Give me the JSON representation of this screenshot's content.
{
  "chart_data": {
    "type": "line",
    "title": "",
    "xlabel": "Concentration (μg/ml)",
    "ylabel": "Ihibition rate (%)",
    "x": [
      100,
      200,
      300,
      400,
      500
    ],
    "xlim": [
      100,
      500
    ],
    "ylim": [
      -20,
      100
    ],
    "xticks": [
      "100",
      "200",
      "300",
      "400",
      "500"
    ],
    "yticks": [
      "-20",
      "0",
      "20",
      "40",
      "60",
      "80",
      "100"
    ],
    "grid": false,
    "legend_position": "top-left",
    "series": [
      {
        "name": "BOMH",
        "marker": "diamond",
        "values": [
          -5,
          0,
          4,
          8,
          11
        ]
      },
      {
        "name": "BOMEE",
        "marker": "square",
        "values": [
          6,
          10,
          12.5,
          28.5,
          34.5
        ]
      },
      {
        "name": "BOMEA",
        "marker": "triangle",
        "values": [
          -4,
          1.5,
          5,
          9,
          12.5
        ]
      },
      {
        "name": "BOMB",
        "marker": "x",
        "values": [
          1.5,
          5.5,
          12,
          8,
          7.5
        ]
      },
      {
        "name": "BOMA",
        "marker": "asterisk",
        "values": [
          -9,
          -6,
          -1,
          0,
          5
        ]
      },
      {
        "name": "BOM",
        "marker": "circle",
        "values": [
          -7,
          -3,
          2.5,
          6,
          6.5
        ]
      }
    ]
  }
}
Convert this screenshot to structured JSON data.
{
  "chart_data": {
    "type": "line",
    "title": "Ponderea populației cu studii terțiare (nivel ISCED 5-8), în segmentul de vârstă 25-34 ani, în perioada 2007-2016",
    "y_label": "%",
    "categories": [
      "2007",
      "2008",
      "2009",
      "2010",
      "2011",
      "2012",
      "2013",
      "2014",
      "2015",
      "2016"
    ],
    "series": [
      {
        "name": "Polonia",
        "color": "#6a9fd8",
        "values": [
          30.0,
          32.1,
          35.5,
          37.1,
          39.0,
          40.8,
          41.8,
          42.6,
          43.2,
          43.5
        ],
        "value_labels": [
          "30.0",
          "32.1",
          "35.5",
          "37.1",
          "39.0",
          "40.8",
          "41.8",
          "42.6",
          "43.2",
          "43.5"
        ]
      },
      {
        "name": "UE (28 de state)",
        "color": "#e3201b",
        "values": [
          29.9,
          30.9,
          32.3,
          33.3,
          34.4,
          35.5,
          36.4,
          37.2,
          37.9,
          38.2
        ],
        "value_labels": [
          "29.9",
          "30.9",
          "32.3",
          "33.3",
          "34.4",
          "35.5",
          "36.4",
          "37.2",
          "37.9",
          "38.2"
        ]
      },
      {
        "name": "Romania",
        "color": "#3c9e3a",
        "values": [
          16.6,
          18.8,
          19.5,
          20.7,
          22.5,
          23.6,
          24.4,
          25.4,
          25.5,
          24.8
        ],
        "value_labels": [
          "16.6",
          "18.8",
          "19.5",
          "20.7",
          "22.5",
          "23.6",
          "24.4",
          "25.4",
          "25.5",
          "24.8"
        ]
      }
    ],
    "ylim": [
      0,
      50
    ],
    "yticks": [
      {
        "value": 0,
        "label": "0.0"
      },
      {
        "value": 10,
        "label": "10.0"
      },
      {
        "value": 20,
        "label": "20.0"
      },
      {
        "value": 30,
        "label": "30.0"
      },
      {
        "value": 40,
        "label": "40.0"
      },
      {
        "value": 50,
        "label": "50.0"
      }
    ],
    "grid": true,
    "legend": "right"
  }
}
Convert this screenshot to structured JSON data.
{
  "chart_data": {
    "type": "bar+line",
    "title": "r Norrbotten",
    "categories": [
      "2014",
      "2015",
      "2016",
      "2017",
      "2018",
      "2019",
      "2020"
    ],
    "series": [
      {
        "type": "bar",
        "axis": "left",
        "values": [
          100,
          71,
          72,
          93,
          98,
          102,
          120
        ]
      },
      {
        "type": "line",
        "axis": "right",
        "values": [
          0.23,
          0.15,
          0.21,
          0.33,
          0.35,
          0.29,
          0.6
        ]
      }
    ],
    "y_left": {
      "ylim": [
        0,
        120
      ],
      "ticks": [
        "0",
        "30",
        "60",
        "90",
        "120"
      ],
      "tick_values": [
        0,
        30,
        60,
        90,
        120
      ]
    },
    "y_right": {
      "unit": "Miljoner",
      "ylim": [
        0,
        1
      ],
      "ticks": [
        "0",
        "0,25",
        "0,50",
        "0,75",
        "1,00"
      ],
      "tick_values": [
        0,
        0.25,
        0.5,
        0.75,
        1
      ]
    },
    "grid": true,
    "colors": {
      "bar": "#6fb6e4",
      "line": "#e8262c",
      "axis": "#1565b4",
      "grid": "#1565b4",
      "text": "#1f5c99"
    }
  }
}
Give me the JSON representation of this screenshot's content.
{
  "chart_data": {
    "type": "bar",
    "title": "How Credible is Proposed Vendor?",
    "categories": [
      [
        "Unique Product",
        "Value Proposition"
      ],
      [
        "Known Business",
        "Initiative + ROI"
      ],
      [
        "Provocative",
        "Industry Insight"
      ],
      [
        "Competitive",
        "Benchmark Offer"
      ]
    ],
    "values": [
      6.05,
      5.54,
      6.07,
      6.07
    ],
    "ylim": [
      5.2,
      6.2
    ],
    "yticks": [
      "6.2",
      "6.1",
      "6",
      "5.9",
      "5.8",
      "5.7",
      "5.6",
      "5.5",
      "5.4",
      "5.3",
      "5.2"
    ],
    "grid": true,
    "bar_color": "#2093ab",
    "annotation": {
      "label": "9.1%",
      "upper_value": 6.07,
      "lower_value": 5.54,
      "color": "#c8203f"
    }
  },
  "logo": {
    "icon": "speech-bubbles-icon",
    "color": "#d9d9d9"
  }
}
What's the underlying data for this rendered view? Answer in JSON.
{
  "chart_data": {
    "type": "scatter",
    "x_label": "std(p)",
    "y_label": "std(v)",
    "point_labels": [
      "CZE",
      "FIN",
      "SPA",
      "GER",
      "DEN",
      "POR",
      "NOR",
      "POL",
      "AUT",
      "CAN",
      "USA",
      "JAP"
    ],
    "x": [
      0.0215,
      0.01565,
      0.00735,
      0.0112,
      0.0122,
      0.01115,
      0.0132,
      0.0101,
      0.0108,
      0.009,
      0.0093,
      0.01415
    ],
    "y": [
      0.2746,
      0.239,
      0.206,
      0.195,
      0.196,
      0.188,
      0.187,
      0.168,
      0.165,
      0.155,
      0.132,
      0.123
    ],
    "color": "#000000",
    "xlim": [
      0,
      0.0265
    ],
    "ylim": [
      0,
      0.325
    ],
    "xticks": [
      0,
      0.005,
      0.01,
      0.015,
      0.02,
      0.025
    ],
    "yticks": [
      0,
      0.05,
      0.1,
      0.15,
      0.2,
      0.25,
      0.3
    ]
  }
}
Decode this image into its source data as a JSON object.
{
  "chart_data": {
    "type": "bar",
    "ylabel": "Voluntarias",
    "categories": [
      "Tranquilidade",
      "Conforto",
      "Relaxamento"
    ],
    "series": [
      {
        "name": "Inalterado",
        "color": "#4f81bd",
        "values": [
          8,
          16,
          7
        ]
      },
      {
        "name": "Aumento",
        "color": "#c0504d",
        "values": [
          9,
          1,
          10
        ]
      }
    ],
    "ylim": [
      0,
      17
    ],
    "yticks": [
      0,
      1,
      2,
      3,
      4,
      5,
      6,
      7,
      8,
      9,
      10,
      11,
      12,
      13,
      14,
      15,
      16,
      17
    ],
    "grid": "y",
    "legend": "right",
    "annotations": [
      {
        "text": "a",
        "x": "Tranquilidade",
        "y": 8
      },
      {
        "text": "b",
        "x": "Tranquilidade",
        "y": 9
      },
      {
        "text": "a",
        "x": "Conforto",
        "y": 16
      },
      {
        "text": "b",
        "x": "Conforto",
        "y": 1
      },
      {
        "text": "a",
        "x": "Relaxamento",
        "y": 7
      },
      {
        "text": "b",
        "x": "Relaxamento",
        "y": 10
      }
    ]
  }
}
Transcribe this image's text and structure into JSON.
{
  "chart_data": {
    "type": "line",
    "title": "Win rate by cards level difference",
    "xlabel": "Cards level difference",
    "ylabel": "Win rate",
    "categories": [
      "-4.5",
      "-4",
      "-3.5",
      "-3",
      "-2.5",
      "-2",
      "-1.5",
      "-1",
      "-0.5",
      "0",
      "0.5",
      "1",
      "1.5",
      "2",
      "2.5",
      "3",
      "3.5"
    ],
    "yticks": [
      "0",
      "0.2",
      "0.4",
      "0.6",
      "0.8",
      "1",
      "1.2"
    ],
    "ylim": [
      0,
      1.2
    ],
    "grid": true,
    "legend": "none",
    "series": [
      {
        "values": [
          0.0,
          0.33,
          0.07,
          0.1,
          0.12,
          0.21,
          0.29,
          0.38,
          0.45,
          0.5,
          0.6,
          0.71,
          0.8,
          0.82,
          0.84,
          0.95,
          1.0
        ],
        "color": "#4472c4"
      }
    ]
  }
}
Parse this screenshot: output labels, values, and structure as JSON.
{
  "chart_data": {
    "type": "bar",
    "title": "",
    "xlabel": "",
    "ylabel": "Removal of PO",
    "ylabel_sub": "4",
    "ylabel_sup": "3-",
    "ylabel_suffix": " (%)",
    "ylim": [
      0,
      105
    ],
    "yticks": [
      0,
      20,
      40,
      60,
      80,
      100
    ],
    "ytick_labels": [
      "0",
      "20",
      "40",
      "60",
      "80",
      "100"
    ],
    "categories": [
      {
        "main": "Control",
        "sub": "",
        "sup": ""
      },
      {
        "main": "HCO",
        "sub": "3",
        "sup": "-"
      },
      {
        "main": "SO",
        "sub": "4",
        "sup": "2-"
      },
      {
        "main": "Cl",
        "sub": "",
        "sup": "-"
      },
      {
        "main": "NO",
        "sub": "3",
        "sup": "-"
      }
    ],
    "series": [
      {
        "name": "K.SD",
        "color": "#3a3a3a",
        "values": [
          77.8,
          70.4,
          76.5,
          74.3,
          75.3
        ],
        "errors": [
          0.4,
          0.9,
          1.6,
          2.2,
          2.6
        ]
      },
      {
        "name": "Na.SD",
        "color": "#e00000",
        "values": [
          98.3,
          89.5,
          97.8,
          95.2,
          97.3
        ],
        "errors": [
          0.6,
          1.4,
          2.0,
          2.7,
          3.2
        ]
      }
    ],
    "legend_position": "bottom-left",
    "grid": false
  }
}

STATED PROBLEM
Search the records for the word "into" and copy every line where it occurs.

WRITTEN RESPONSE
Decode this image into its source data as a JSON object.
Transcribe this image's text and structure into JSON.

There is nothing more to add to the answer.